**REQUIREMENT:** Nothing but the pictures should be left out when the entries below are duplicated.

*-*-*

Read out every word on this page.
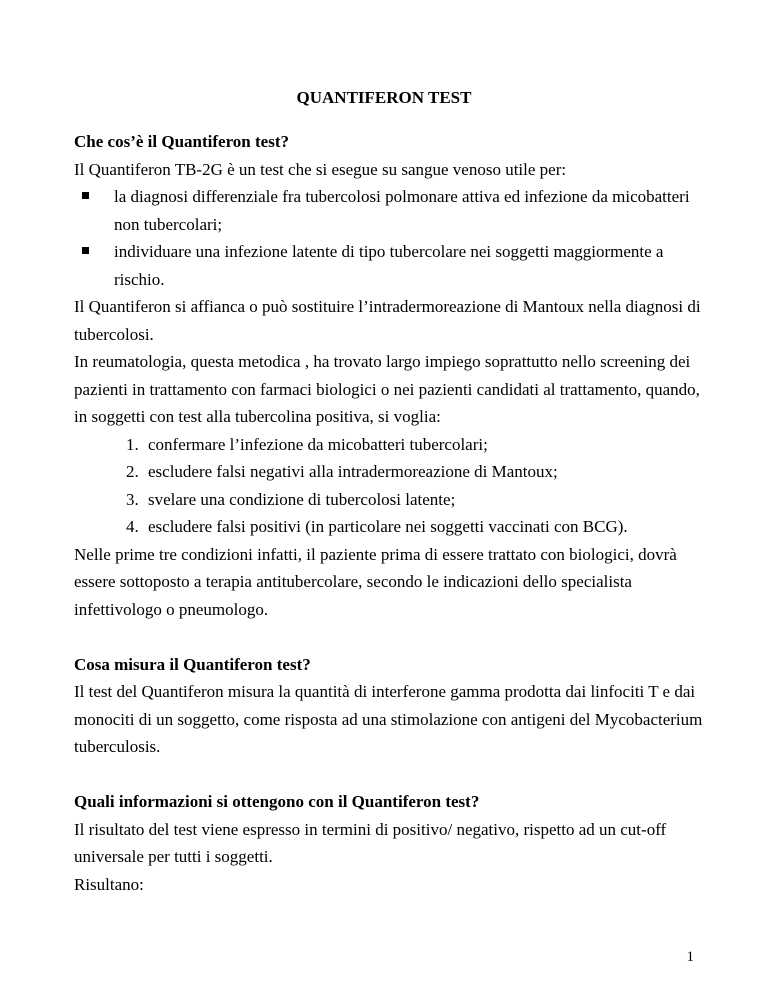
QUANTIFERON TEST

Che cos’è il Quantiferon test?

Il Quantiferon TB-2G è un test che si esegue su sangue venoso utile per:

la diagnosi differenziale fra tubercolosi polmonare attiva ed infezione da micobatteri non tubercolari;
individuare una infezione latente di tipo tubercolare nei soggetti maggiormente a rischio.

Il Quantiferon si affianca o può sostituire l’intradermoreazione di Mantoux nella diagnosi di tubercolosi.

In reumatologia, questa metodica , ha trovato largo impiego soprattutto nello screening dei pazienti in trattamento con farmaci biologici o nei pazienti candidati al trattamento, quando, in soggetti con test alla tubercolina positiva, si voglia:

1. confermare l’infezione da micobatteri tubercolari;
2. escludere falsi negativi alla intradermoreazione di Mantoux;
3. svelare una condizione di tubercolosi latente;
4. escludere falsi positivi (in particolare nei soggetti vaccinati con BCG).

Nelle prime tre condizioni infatti, il paziente prima di essere trattato con biologici, dovrà essere sottoposto a terapia antitubercolare, secondo le indicazioni dello specialista infettivologo o pneumologo.

Cosa misura il Quantiferon test?

Il test del Quantiferon misura la quantità di interferone gamma prodotta dai linfociti T e dai monociti di un soggetto, come risposta ad una stimolazione con antigeni del Mycobacterium tuberculosis.

Quali informazioni si ottengono con il Quantiferon test?

Il risultato del test viene espresso in termini di positivo/ negativo, rispetto ad un cut-off universale per tutti i soggetti.

Risultano:

1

*-*-*

**SOLUTION:**
Read out every word on this page.
QUANTIFERON TEST

Che cos’è il Quantiferon test?

Il Quantiferon TB-2G è un test che si esegue su sangue venoso utile per:

la diagnosi differenziale fra tubercolosi polmonare attiva ed infezione da micobatteri non tubercolari;
individuare una infezione latente di tipo tubercolare nei soggetti maggiormente a rischio.

Il Quantiferon si affianca o può sostituire l’intradermoreazione di Mantoux nella diagnosi di tubercolosi.

In reumatologia, questa metodica , ha trovato largo impiego soprattutto nello screening dei pazienti in trattamento con farmaci biologici o nei pazienti candidati al trattamento, quando, in soggetti con test alla tubercolina positiva, si voglia:

1. confermare l’infezione da micobatteri tubercolari;
2. escludere falsi negativi alla intradermoreazione di Mantoux;
3. svelare una condizione di tubercolosi latente;
4. escludere falsi positivi (in particolare nei soggetti vaccinati con BCG).

Nelle prime tre condizioni infatti, il paziente prima di essere trattato con biologici, dovrà essere sottoposto a terapia antitubercolare, secondo le indicazioni dello specialista infettivologo o pneumologo.

Cosa misura il Quantiferon test?

Il test del Quantiferon misura la quantità di interferone gamma prodotta dai linfociti T e dai monociti di un soggetto, come risposta ad una stimolazione con antigeni del Mycobacterium tuberculosis.

Quali informazioni si ottengono con il Quantiferon test?

Il risultato del test viene espresso in termini di positivo/ negativo, rispetto ad un cut-off universale per tutti i soggetti.

Risultano:

1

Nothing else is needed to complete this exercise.